=== JOB ===
Repeat every record below exactly, omitting any pictures.

--*--

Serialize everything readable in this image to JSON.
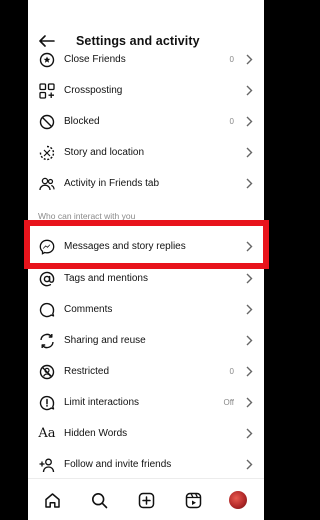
{
  "header": {
    "title": "Settings and activity"
  },
  "section_label": "Who can interact with you",
  "rows": [
    {
      "label": "Close Friends",
      "value": "0",
      "icon": "close-friends-icon"
    },
    {
      "label": "Crossposting",
      "value": "",
      "icon": "crossposting-icon"
    },
    {
      "label": "Blocked",
      "value": "0",
      "icon": "blocked-icon"
    },
    {
      "label": "Story and location",
      "value": "",
      "icon": "story-location-icon"
    },
    {
      "label": "Activity in Friends tab",
      "value": "",
      "icon": "activity-icon"
    },
    {
      "label": "Messages and story replies",
      "value": "",
      "icon": "messenger-icon"
    },
    {
      "label": "Tags and mentions",
      "value": "",
      "icon": "at-icon"
    },
    {
      "label": "Comments",
      "value": "",
      "icon": "comment-icon"
    },
    {
      "label": "Sharing and reuse",
      "value": "",
      "icon": "share-reuse-icon"
    },
    {
      "label": "Restricted",
      "value": "0",
      "icon": "restricted-icon"
    },
    {
      "label": "Limit interactions",
      "value": "Off",
      "icon": "limit-icon"
    },
    {
      "label": "Hidden Words",
      "value": "",
      "icon": "hidden-words-icon"
    },
    {
      "label": "Follow and invite friends",
      "value": "",
      "icon": "add-friend-icon"
    }
  ],
  "bottom_nav": [
    "home-icon",
    "search-icon",
    "create-icon",
    "reels-icon",
    "profile-avatar"
  ],
  "colors": {
    "highlight": "#e8141c",
    "text": "#111111",
    "muted": "#888888"
  }
}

--*--

=== COMPLETE RESPONSE ===
Serialize everything readable in this image to JSON.
{
  "header": {
    "title": "Settings and activity"
  },
  "section_label": "Who can interact with you",
  "rows": [
    {
      "label": "Close Friends",
      "value": "0",
      "icon": "close-friends-icon"
    },
    {
      "label": "Crossposting",
      "value": "",
      "icon": "crossposting-icon"
    },
    {
      "label": "Blocked",
      "value": "0",
      "icon": "blocked-icon"
    },
    {
      "label": "Story and location",
      "value": "",
      "icon": "story-location-icon"
    },
    {
      "label": "Activity in Friends tab",
      "value": "",
      "icon": "activity-icon"
    },
    {
      "label": "Messages and story replies",
      "value": "",
      "icon": "messenger-icon"
    },
    {
      "label": "Tags and mentions",
      "value": "",
      "icon": "at-icon"
    },
    {
      "label": "Comments",
      "value": "",
      "icon": "comment-icon"
    },
    {
      "label": "Sharing and reuse",
      "value": "",
      "icon": "share-reuse-icon"
    },
    {
      "label": "Restricted",
      "value": "0",
      "icon": "restricted-icon"
    },
    {
      "label": "Limit interactions",
      "value": "Off",
      "icon": "limit-icon"
    },
    {
      "label": "Hidden Words",
      "value": "",
      "icon": "hidden-words-icon"
    },
    {
      "label": "Follow and invite friends",
      "value": "",
      "icon": "add-friend-icon"
    }
  ],
  "bottom_nav": [
    "home-icon",
    "search-icon",
    "create-icon",
    "reels-icon",
    "profile-avatar"
  ],
  "colors": {
    "highlight": "#e8141c",
    "text": "#111111",
    "muted": "#888888"
  }
}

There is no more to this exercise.